# Work to do
Below is a block of records: output all of them exactly and leave out the pictures.

--

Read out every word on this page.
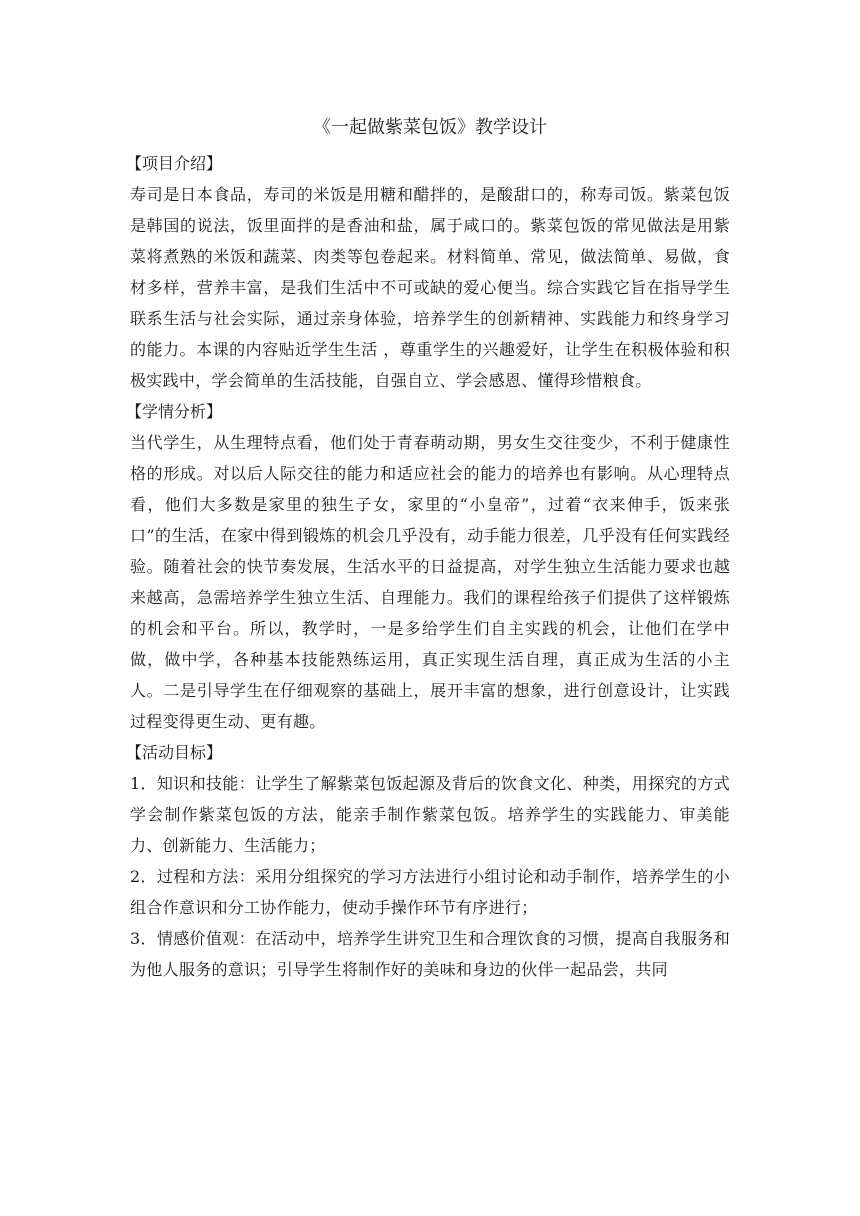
《一起做紫菜包饭》教学设计
【项目介绍】

寿司是日本食品，寿司的米饭是用糖和醋拌的，是酸甜口的，称寿司饭。紫菜包饭是韩国的说法，饭里面拌的是香油和盐，属于咸口的。紫菜包饭的常见做法是用紫菜将煮熟的米饭和蔬菜、肉类等包卷起来。材料简单、常见，做法简单、易做，食材多样，营养丰富，是我们生活中不可或缺的爱心便当。综合实践它旨在指导学生联系生活与社会实际，通过亲身体验，培养学生的创新精神、实践能力和终身学习的能力。本课的内容贴近学生生活 ，尊重学生的兴趣爱好，让学生在积极体验和积极实践中，学会简单的生活技能，自强自立、学会感恩、懂得珍惜粮食。

【学情分析】

当代学生，从生理特点看，他们处于青春萌动期，男女生交往变少，不利于健康性格的形成。对以后人际交往的能力和适应社会的能力的培养也有影响。从心理特点看，他们大多数是家里的独生子女，家里的“小皇帝”，过着“衣来伸手，饭来张口”的生活，在家中得到锻炼的机会几乎没有，动手能力很差，几乎没有任何实践经验。随着社会的快节奏发展，生活水平的日益提高，对学生独立生活能力要求也越来越高，急需培养学生独立生活、自理能力。我们的课程给孩子们提供了这样锻炼的机会和平台。所以，教学时，一是多给学生们自主实践的机会，让他们在学中做，做中学，各种基本技能熟练运用，真正实现生活自理，真正成为生活的小主人。二是引导学生在仔细观察的基础上，展开丰富的想象，进行创意设计，让实践过程变得更生动、更有趣。

【活动目标】

1．知识和技能：让学生了解紫菜包饭起源及背后的饮食文化、种类，用探究的方式学会制作紫菜包饭的方法，能亲手制作紫菜包饭。培养学生的实践能力、审美能力、创新能力、生活能力；

2．过程和方法：采用分组探究的学习方法进行小组讨论和动手制作，培养学生的小组合作意识和分工协作能力，使动手操作环节有序进行；

3．情感价值观：在活动中，培养学生讲究卫生和合理饮食的习惯，提高自我服务和为他人服务的意识；引导学生将制作好的美味和身边的伙伴一起品尝，共同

--

# Solution to this problem
Read out every word on this page.
《一起做紫菜包饭》教学设计
【项目介绍】

寿司是日本食品，寿司的米饭是用糖和醋拌的，是酸甜口的，称寿司饭。紫菜包饭是韩国的说法，饭里面拌的是香油和盐，属于咸口的。紫菜包饭的常见做法是用紫菜将煮熟的米饭和蔬菜、肉类等包卷起来。材料简单、常见，做法简单、易做，食材多样，营养丰富，是我们生活中不可或缺的爱心便当。综合实践它旨在指导学生联系生活与社会实际，通过亲身体验，培养学生的创新精神、实践能力和终身学习的能力。本课的内容贴近学生生活 ，尊重学生的兴趣爱好，让学生在积极体验和积极实践中，学会简单的生活技能，自强自立、学会感恩、懂得珍惜粮食。

【学情分析】

当代学生，从生理特点看，他们处于青春萌动期，男女生交往变少，不利于健康性格的形成。对以后人际交往的能力和适应社会的能力的培养也有影响。从心理特点看，他们大多数是家里的独生子女，家里的“小皇帝”，过着“衣来伸手，饭来张口”的生活，在家中得到锻炼的机会几乎没有，动手能力很差，几乎没有任何实践经验。随着社会的快节奏发展，生活水平的日益提高，对学生独立生活能力要求也越来越高，急需培养学生独立生活、自理能力。我们的课程给孩子们提供了这样锻炼的机会和平台。所以，教学时，一是多给学生们自主实践的机会，让他们在学中做，做中学，各种基本技能熟练运用，真正实现生活自理，真正成为生活的小主人。二是引导学生在仔细观察的基础上，展开丰富的想象，进行创意设计，让实践过程变得更生动、更有趣。

【活动目标】

1．知识和技能：让学生了解紫菜包饭起源及背后的饮食文化、种类，用探究的方式学会制作紫菜包饭的方法，能亲手制作紫菜包饭。培养学生的实践能力、审美能力、创新能力、生活能力；

2．过程和方法：采用分组探究的学习方法进行小组讨论和动手制作，培养学生的小组合作意识和分工协作能力，使动手操作环节有序进行；

3．情感价值观：在活动中，培养学生讲究卫生和合理饮食的习惯，提高自我服务和为他人服务的意识；引导学生将制作好的美味和身边的伙伴一起品尝，共同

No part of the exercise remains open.